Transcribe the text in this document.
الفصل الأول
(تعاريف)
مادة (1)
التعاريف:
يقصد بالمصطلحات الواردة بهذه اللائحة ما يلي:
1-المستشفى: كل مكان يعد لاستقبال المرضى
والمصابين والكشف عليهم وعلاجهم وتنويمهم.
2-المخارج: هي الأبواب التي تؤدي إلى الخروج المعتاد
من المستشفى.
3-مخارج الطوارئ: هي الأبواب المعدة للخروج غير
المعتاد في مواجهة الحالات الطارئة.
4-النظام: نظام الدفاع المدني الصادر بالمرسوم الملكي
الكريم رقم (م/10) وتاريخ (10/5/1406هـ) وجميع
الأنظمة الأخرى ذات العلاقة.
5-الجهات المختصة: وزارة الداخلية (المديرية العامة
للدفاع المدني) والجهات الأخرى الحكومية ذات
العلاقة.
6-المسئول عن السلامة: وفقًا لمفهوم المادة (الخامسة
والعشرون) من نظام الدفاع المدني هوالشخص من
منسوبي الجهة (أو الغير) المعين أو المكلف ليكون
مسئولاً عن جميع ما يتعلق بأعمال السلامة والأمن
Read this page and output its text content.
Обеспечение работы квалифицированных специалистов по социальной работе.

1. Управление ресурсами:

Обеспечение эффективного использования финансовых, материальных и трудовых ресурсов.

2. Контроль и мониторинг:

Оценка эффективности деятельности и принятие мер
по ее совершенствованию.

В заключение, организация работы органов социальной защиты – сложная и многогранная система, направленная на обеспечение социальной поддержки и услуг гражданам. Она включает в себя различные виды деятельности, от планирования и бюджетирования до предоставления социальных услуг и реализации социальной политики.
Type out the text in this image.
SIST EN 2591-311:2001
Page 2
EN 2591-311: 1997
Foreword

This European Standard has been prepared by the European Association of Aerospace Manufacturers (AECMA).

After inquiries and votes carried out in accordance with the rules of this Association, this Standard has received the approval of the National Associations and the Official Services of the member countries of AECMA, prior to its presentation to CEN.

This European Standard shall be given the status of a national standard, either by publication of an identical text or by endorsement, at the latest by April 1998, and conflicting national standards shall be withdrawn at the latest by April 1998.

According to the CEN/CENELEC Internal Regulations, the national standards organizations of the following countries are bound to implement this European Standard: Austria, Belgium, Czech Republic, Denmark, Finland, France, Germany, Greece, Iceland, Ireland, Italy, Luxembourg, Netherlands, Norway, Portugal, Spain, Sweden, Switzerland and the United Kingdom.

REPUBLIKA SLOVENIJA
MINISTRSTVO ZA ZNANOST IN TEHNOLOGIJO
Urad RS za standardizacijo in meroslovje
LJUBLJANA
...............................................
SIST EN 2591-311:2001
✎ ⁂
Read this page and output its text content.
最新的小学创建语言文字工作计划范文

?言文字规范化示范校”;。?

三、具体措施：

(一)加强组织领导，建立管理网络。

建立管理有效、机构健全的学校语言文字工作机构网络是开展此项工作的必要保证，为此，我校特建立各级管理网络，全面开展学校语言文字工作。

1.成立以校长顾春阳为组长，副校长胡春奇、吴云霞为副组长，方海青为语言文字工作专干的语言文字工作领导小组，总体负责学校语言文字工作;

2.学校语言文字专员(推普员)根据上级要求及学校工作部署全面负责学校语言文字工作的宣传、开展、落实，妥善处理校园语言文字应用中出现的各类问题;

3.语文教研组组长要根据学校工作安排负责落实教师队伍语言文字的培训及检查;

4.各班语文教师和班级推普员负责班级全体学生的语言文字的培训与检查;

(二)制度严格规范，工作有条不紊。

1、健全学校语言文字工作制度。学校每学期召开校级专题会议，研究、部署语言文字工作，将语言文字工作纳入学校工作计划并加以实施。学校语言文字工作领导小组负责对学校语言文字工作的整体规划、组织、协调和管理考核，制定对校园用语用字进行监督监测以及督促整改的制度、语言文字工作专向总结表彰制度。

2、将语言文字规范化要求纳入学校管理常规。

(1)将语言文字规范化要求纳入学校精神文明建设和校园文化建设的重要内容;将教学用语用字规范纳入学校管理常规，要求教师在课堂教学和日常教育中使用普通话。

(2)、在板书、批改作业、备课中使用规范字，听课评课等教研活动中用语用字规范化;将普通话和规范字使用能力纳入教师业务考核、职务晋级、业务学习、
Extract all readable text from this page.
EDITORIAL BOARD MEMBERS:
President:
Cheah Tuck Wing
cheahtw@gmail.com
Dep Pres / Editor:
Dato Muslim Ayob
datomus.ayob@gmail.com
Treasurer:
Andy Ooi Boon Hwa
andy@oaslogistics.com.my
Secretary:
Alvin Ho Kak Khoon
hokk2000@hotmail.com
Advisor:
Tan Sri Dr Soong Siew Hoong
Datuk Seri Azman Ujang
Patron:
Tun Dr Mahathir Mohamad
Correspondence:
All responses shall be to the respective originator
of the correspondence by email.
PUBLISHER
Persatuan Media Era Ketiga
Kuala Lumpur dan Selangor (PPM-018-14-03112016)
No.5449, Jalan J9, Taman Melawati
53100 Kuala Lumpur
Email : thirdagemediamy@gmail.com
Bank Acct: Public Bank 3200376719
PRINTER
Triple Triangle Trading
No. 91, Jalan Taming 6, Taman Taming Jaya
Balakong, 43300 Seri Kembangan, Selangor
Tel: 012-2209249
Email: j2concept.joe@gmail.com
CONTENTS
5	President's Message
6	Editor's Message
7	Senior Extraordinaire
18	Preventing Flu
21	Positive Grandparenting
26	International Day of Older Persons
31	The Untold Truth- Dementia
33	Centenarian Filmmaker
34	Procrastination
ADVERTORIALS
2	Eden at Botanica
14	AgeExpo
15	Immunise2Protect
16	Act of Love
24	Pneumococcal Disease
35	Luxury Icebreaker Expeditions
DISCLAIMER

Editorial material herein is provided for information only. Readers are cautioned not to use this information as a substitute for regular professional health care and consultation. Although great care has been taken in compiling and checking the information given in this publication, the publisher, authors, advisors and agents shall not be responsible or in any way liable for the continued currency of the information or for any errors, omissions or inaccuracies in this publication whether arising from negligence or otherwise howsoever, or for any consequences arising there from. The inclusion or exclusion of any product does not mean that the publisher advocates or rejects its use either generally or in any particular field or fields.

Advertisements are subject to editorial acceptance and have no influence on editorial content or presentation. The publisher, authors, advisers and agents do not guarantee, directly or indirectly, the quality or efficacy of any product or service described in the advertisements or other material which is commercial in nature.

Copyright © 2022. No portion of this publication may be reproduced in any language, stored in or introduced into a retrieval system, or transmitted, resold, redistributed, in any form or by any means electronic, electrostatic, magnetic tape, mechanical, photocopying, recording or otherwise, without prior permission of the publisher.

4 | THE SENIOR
------------------------------------------------
What is asked: Extract each line from the entries above that contains the string "gmail".

Final result:
cheahtw@gmail.com
datomus.ayob@gmail.com
Email : thirdagemediamy@gmail.com
Email: j2concept.joe@gmail.com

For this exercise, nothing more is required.